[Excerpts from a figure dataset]
+===+
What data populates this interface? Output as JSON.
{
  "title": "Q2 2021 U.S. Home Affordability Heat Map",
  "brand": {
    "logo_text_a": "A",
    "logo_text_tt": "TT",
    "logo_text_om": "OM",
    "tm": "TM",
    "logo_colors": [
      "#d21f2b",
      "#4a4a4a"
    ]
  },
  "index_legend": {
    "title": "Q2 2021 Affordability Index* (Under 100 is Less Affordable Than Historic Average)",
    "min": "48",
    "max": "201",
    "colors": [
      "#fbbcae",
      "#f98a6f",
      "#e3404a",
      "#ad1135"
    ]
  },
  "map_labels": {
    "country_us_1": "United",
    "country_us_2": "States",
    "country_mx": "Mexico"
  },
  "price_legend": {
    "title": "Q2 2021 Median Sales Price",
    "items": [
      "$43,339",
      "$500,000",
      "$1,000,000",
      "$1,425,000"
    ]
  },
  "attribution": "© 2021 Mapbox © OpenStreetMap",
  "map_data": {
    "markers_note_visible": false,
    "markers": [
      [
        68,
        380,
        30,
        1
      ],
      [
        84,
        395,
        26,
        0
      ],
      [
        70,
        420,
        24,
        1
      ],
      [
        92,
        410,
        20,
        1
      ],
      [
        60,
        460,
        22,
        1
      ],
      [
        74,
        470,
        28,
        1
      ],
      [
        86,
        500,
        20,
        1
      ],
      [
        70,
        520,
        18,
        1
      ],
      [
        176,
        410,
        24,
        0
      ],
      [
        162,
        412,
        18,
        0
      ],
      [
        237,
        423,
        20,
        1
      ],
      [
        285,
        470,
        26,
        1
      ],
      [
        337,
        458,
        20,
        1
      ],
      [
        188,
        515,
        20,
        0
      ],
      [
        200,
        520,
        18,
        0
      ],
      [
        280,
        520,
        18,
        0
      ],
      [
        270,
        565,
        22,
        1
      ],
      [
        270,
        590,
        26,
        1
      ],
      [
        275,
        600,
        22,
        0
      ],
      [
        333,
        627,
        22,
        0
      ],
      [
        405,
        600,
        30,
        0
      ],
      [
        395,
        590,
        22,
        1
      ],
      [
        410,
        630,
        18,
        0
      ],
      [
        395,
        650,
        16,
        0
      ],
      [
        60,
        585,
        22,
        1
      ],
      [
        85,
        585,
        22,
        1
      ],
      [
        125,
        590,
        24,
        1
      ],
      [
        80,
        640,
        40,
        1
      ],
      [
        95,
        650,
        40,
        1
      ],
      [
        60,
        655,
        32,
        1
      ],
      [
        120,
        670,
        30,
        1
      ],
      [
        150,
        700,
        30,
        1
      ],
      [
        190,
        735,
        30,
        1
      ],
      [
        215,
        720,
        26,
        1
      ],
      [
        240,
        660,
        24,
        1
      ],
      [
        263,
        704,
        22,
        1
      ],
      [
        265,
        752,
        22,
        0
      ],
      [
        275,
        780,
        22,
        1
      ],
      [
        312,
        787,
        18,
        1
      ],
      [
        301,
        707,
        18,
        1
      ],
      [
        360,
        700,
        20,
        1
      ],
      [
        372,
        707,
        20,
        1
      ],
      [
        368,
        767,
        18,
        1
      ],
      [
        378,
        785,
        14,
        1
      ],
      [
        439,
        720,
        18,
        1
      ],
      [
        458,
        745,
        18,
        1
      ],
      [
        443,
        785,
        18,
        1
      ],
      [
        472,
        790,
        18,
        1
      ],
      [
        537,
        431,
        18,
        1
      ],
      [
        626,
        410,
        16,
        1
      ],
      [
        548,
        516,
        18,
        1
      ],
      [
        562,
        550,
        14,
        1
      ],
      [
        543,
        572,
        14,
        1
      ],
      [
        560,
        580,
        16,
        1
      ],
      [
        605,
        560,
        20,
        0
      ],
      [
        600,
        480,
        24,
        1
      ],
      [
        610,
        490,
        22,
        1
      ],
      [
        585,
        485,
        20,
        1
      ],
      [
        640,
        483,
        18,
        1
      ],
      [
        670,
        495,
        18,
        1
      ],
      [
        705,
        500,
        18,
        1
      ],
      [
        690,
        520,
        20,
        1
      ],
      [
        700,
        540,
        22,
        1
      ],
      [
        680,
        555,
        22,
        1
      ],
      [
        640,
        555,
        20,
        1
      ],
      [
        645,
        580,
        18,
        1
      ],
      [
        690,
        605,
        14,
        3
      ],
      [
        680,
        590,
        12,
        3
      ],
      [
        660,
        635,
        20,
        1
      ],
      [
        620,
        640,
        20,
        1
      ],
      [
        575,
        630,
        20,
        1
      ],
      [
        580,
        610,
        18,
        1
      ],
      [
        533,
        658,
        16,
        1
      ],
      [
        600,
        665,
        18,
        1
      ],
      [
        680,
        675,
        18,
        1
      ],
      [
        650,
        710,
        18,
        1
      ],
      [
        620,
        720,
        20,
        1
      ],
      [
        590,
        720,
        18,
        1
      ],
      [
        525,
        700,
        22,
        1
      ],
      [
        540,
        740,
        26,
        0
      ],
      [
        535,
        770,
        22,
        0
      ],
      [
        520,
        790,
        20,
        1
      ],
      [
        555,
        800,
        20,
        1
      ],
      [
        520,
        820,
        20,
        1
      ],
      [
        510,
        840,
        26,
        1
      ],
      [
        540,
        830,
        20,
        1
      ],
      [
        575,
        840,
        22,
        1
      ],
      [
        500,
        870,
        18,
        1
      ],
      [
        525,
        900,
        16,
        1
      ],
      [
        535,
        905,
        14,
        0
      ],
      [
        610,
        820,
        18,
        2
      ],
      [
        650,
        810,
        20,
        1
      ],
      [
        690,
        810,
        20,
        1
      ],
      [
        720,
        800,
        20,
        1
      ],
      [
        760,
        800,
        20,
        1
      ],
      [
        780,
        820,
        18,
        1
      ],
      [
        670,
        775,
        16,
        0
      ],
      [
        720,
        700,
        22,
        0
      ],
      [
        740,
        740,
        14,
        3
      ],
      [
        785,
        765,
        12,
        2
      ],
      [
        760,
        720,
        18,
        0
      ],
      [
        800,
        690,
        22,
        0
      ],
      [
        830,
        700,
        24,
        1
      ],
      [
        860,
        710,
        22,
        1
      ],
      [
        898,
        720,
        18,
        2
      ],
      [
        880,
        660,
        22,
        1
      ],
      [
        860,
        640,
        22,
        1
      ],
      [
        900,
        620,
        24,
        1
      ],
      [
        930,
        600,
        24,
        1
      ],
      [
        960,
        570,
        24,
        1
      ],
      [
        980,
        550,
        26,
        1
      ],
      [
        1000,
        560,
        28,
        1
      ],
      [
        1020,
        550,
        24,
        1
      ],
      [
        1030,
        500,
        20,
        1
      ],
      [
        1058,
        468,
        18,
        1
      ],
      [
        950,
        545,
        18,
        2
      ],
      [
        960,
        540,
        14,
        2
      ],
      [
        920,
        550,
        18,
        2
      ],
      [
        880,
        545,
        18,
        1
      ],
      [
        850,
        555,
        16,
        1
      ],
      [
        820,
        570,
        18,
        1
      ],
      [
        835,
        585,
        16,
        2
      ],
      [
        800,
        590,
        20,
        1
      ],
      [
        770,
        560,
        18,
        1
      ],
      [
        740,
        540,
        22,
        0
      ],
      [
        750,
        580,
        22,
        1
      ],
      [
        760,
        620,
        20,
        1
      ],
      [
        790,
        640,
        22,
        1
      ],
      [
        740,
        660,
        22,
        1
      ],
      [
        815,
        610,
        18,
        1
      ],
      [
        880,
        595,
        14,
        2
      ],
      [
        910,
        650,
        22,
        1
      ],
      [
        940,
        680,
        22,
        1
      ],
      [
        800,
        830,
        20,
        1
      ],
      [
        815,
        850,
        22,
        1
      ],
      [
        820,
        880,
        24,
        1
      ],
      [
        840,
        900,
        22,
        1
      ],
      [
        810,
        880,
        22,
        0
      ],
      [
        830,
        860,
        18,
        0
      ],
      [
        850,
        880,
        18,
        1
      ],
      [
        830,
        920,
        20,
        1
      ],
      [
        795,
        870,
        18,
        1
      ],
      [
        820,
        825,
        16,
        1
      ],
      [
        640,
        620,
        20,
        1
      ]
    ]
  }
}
+===+
WHAT IS EXPECTED -
Search the data for the string "Affordability". List each line that has it.

IN RESPONSE -
  "title": "Q2 2021 U.S. Home Affordability Heat Map",
    "title": "Q2 2021 Affordability Index* (Under 100 is Less Affordable Than Historic Average)",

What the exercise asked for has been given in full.